Copy out every line exactly, passing over the pictures.

— start MATERIAL PROVIDED —

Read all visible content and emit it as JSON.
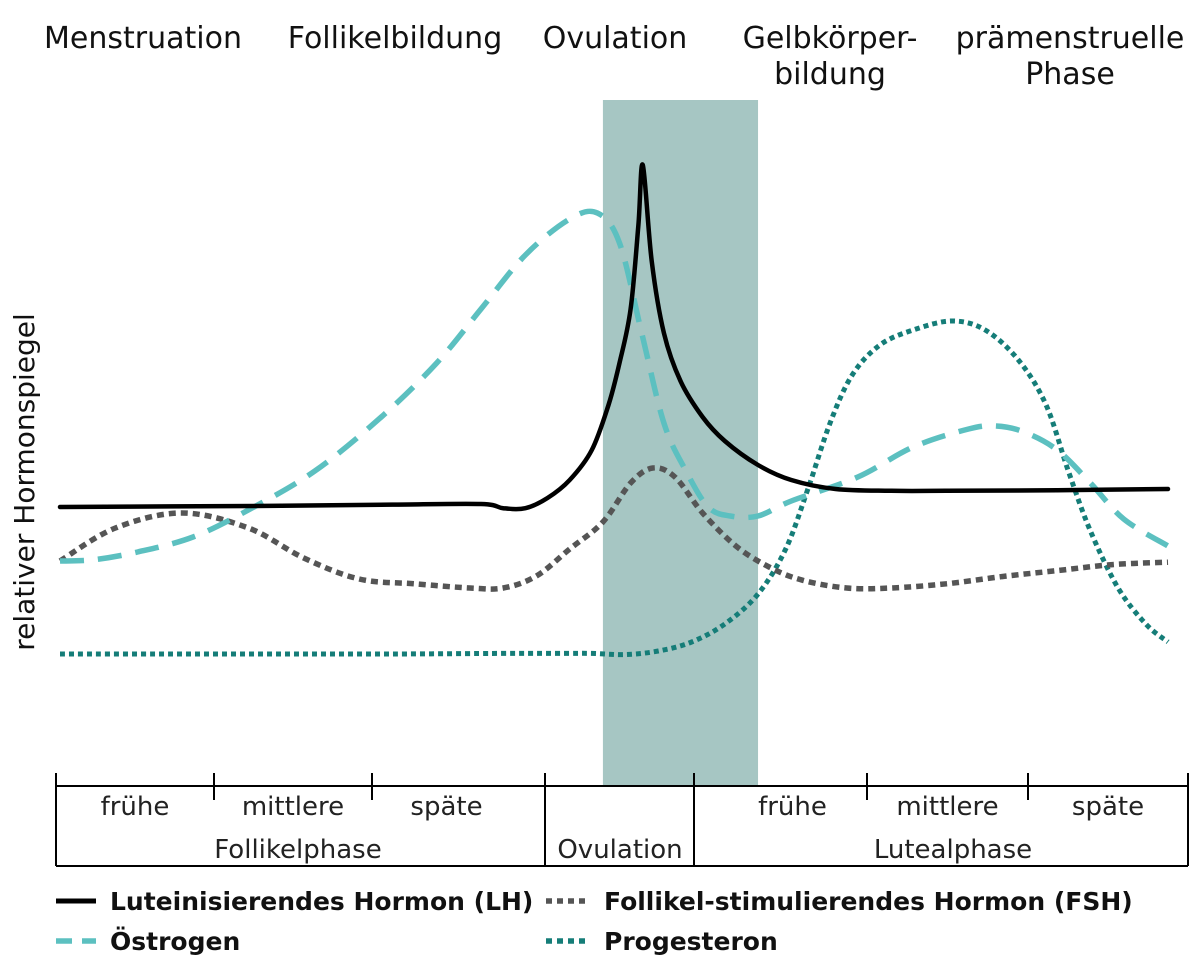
{
  "chart_data": {
    "type": "line",
    "title": "",
    "ylabel": "relativer Hormonspiegel",
    "xlabel": "",
    "grid": false,
    "legend_position": "bottom",
    "top_phases": [
      {
        "lines": [
          "Menstruation"
        ]
      },
      {
        "lines": [
          "Follikelbildung"
        ]
      },
      {
        "lines": [
          "Ovulation"
        ]
      },
      {
        "lines": [
          "Gelbkörper-",
          "bildung"
        ]
      },
      {
        "lines": [
          "prämenstruelle",
          "Phase"
        ]
      }
    ],
    "sub_phases": [
      "frühe",
      "mittlere",
      "späte",
      "frühe",
      "mittlere",
      "späte"
    ],
    "main_phases": [
      "Follikelphase",
      "Ovulation",
      "Lutealphase"
    ],
    "highlight_region": {
      "label": "Ovulation",
      "x_range": [
        49,
        63
      ],
      "color": "#a6c6c3"
    },
    "x_range": [
      0,
      100
    ],
    "y_range": [
      0,
      100
    ],
    "series": [
      {
        "name": "Luteinisierendes Hormon (LH)",
        "color": "#000000",
        "style": "solid",
        "points": [
          [
            0,
            44
          ],
          [
            10,
            44.1
          ],
          [
            20,
            44.2
          ],
          [
            30,
            44.4
          ],
          [
            38,
            44.5
          ],
          [
            40,
            43.8
          ],
          [
            42,
            43.8
          ],
          [
            44,
            45.5
          ],
          [
            46,
            48.5
          ],
          [
            48,
            53.5
          ],
          [
            49.5,
            61
          ],
          [
            50.5,
            68
          ],
          [
            51.5,
            77
          ],
          [
            52.2,
            91
          ],
          [
            52.6,
            101
          ],
          [
            53.4,
            85
          ],
          [
            54.5,
            73
          ],
          [
            56,
            65
          ],
          [
            58,
            59
          ],
          [
            60,
            55
          ],
          [
            63,
            51
          ],
          [
            66,
            48.5
          ],
          [
            70,
            47
          ],
          [
            75,
            46.7
          ],
          [
            80,
            46.7
          ],
          [
            90,
            46.8
          ],
          [
            100,
            47
          ]
        ]
      },
      {
        "name": "Östrogen",
        "color": "#5cc0c0",
        "style": "dashed",
        "points": [
          [
            0,
            35
          ],
          [
            3,
            35.2
          ],
          [
            7,
            36.5
          ],
          [
            12,
            39
          ],
          [
            17,
            43.5
          ],
          [
            23,
            50
          ],
          [
            29,
            59
          ],
          [
            34,
            68
          ],
          [
            38,
            77
          ],
          [
            42,
            86
          ],
          [
            46,
            92
          ],
          [
            48.5,
            93
          ],
          [
            50.5,
            88
          ],
          [
            52.5,
            73
          ],
          [
            54.5,
            58
          ],
          [
            56.5,
            50
          ],
          [
            58.5,
            44
          ],
          [
            60.5,
            42.5
          ],
          [
            63,
            42.5
          ],
          [
            66,
            45
          ],
          [
            72,
            49
          ],
          [
            77,
            54
          ],
          [
            82,
            57
          ],
          [
            84.5,
            57.5
          ],
          [
            87,
            56.5
          ],
          [
            90,
            53.5
          ],
          [
            93,
            48
          ],
          [
            96,
            42
          ],
          [
            100,
            37.5
          ]
        ]
      },
      {
        "name": "Follikel-stimulierendes Hormon (FSH)",
        "color": "#555555",
        "style": "dotted",
        "points": [
          [
            0,
            35
          ],
          [
            5,
            40.5
          ],
          [
            11,
            43
          ],
          [
            17,
            40.5
          ],
          [
            22,
            35.5
          ],
          [
            27,
            32
          ],
          [
            32,
            31.2
          ],
          [
            37,
            30.5
          ],
          [
            40,
            30.5
          ],
          [
            43,
            32.5
          ],
          [
            46,
            37
          ],
          [
            49,
            41.5
          ],
          [
            51.5,
            48
          ],
          [
            53.5,
            50.5
          ],
          [
            55.5,
            49
          ],
          [
            58,
            43
          ],
          [
            61,
            37.5
          ],
          [
            64,
            34
          ],
          [
            67,
            31.8
          ],
          [
            71,
            30.5
          ],
          [
            75,
            30.5
          ],
          [
            80,
            31.2
          ],
          [
            85,
            32.4
          ],
          [
            90,
            33.4
          ],
          [
            95,
            34.4
          ],
          [
            100,
            34.8
          ]
        ]
      },
      {
        "name": "Progesteron",
        "color": "#157d78",
        "style": "dense-dotted",
        "points": [
          [
            0,
            19.5
          ],
          [
            10,
            19.5
          ],
          [
            20,
            19.5
          ],
          [
            30,
            19.5
          ],
          [
            40,
            19.6
          ],
          [
            45,
            19.6
          ],
          [
            48,
            19.6
          ],
          [
            51,
            19.4
          ],
          [
            54,
            20
          ],
          [
            57,
            21.5
          ],
          [
            60,
            24.5
          ],
          [
            63,
            29.5
          ],
          [
            65.5,
            37
          ],
          [
            67.5,
            47
          ],
          [
            69.5,
            58
          ],
          [
            71.5,
            66
          ],
          [
            74,
            71
          ],
          [
            77,
            73.5
          ],
          [
            80.5,
            75
          ],
          [
            83.5,
            73.5
          ],
          [
            86.5,
            68.5
          ],
          [
            89,
            61
          ],
          [
            91,
            50
          ],
          [
            93,
            40
          ],
          [
            95.5,
            30.5
          ],
          [
            98,
            24.5
          ],
          [
            100,
            21.5
          ]
        ]
      }
    ]
  }
}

— end MATERIAL PROVIDED —

> [OUTPUT OF THE EXERCISE]:
Read all visible content and emit it as JSON.
{
  "chart_data": {
    "type": "line",
    "title": "",
    "ylabel": "relativer Hormonspiegel",
    "xlabel": "",
    "grid": false,
    "legend_position": "bottom",
    "top_phases": [
      {
        "lines": [
          "Menstruation"
        ]
      },
      {
        "lines": [
          "Follikelbildung"
        ]
      },
      {
        "lines": [
          "Ovulation"
        ]
      },
      {
        "lines": [
          "Gelbkörper-",
          "bildung"
        ]
      },
      {
        "lines": [
          "prämenstruelle",
          "Phase"
        ]
      }
    ],
    "sub_phases": [
      "frühe",
      "mittlere",
      "späte",
      "frühe",
      "mittlere",
      "späte"
    ],
    "main_phases": [
      "Follikelphase",
      "Ovulation",
      "Lutealphase"
    ],
    "highlight_region": {
      "label": "Ovulation",
      "x_range": [
        49,
        63
      ],
      "color": "#a6c6c3"
    },
    "x_range": [
      0,
      100
    ],
    "y_range": [
      0,
      100
    ],
    "series": [
      {
        "name": "Luteinisierendes Hormon (LH)",
        "color": "#000000",
        "style": "solid",
        "points": [
          [
            0,
            44
          ],
          [
            10,
            44.1
          ],
          [
            20,
            44.2
          ],
          [
            30,
            44.4
          ],
          [
            38,
            44.5
          ],
          [
            40,
            43.8
          ],
          [
            42,
            43.8
          ],
          [
            44,
            45.5
          ],
          [
            46,
            48.5
          ],
          [
            48,
            53.5
          ],
          [
            49.5,
            61
          ],
          [
            50.5,
            68
          ],
          [
            51.5,
            77
          ],
          [
            52.2,
            91
          ],
          [
            52.6,
            101
          ],
          [
            53.4,
            85
          ],
          [
            54.5,
            73
          ],
          [
            56,
            65
          ],
          [
            58,
            59
          ],
          [
            60,
            55
          ],
          [
            63,
            51
          ],
          [
            66,
            48.5
          ],
          [
            70,
            47
          ],
          [
            75,
            46.7
          ],
          [
            80,
            46.7
          ],
          [
            90,
            46.8
          ],
          [
            100,
            47
          ]
        ]
      },
      {
        "name": "Östrogen",
        "color": "#5cc0c0",
        "style": "dashed",
        "points": [
          [
            0,
            35
          ],
          [
            3,
            35.2
          ],
          [
            7,
            36.5
          ],
          [
            12,
            39
          ],
          [
            17,
            43.5
          ],
          [
            23,
            50
          ],
          [
            29,
            59
          ],
          [
            34,
            68
          ],
          [
            38,
            77
          ],
          [
            42,
            86
          ],
          [
            46,
            92
          ],
          [
            48.5,
            93
          ],
          [
            50.5,
            88
          ],
          [
            52.5,
            73
          ],
          [
            54.5,
            58
          ],
          [
            56.5,
            50
          ],
          [
            58.5,
            44
          ],
          [
            60.5,
            42.5
          ],
          [
            63,
            42.5
          ],
          [
            66,
            45
          ],
          [
            72,
            49
          ],
          [
            77,
            54
          ],
          [
            82,
            57
          ],
          [
            84.5,
            57.5
          ],
          [
            87,
            56.5
          ],
          [
            90,
            53.5
          ],
          [
            93,
            48
          ],
          [
            96,
            42
          ],
          [
            100,
            37.5
          ]
        ]
      },
      {
        "name": "Follikel-stimulierendes Hormon (FSH)",
        "color": "#555555",
        "style": "dotted",
        "points": [
          [
            0,
            35
          ],
          [
            5,
            40.5
          ],
          [
            11,
            43
          ],
          [
            17,
            40.5
          ],
          [
            22,
            35.5
          ],
          [
            27,
            32
          ],
          [
            32,
            31.2
          ],
          [
            37,
            30.5
          ],
          [
            40,
            30.5
          ],
          [
            43,
            32.5
          ],
          [
            46,
            37
          ],
          [
            49,
            41.5
          ],
          [
            51.5,
            48
          ],
          [
            53.5,
            50.5
          ],
          [
            55.5,
            49
          ],
          [
            58,
            43
          ],
          [
            61,
            37.5
          ],
          [
            64,
            34
          ],
          [
            67,
            31.8
          ],
          [
            71,
            30.5
          ],
          [
            75,
            30.5
          ],
          [
            80,
            31.2
          ],
          [
            85,
            32.4
          ],
          [
            90,
            33.4
          ],
          [
            95,
            34.4
          ],
          [
            100,
            34.8
          ]
        ]
      },
      {
        "name": "Progesteron",
        "color": "#157d78",
        "style": "dense-dotted",
        "points": [
          [
            0,
            19.5
          ],
          [
            10,
            19.5
          ],
          [
            20,
            19.5
          ],
          [
            30,
            19.5
          ],
          [
            40,
            19.6
          ],
          [
            45,
            19.6
          ],
          [
            48,
            19.6
          ],
          [
            51,
            19.4
          ],
          [
            54,
            20
          ],
          [
            57,
            21.5
          ],
          [
            60,
            24.5
          ],
          [
            63,
            29.5
          ],
          [
            65.5,
            37
          ],
          [
            67.5,
            47
          ],
          [
            69.5,
            58
          ],
          [
            71.5,
            66
          ],
          [
            74,
            71
          ],
          [
            77,
            73.5
          ],
          [
            80.5,
            75
          ],
          [
            83.5,
            73.5
          ],
          [
            86.5,
            68.5
          ],
          [
            89,
            61
          ],
          [
            91,
            50
          ],
          [
            93,
            40
          ],
          [
            95.5,
            30.5
          ],
          [
            98,
            24.5
          ],
          [
            100,
            21.5
          ]
        ]
      }
    ]
  }
}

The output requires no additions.